Your goal:
How many lines of the data include the string "boys"? State that number alone.

──────── Data extracts ────────

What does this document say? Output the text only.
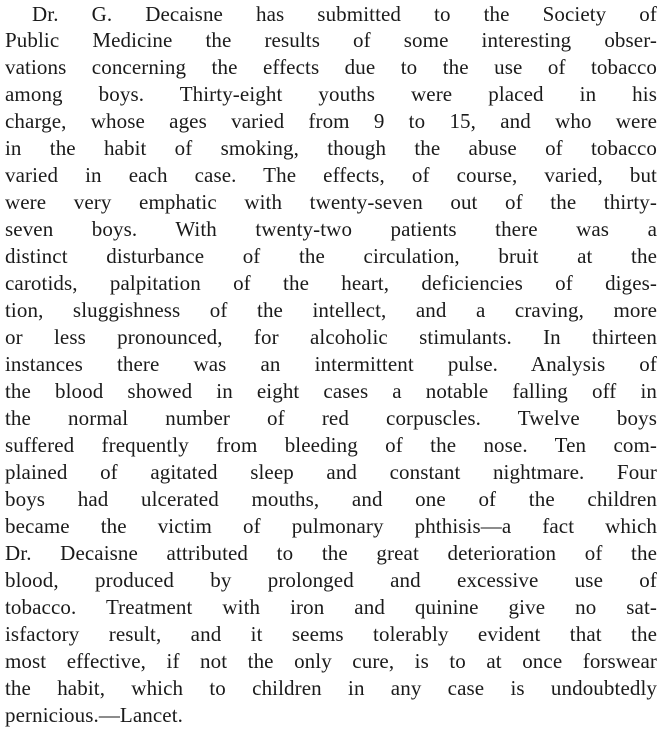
Dr. G. Decaisne has submitted to the Society of
Public Medicine the results of some interesting obser-
vations concerning the effects due to the use of tobacco
among boys. Thirty-eight youths were placed in his
charge, whose ages varied from 9 to 15, and who were
in the habit of smoking, though the abuse of tobacco
varied in each case. The effects, of course, varied, but
were very emphatic with twenty-seven out of the thirty-
seven boys. With twenty-two patients there was a
distinct disturbance of the circulation, bruit at the
carotids, palpitation of the heart, deficiencies of diges-
tion, sluggishness of the intellect, and a craving, more
or less pronounced, for alcoholic stimulants. In thirteen
instances there was an intermittent pulse. Analysis of
the blood showed in eight cases a notable falling off in
the normal number of red corpuscles. Twelve boys
suffered frequently from bleeding of the nose. Ten com-
plained of agitated sleep and constant nightmare. Four
boys had ulcerated mouths, and one of the children
became the victim of pulmonary phthisis—a fact which
Dr. Decaisne attributed to the great deterioration of the
blood, produced by prolonged and excessive use of
tobacco. Treatment with iron and quinine give no sat-
isfactory result, and it seems tolerably evident that the
most effective, if not the only cure, is to at once forswear
the habit, which to children in any case is undoubtedly
pernicious.—Lancet.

────────

Solution:
4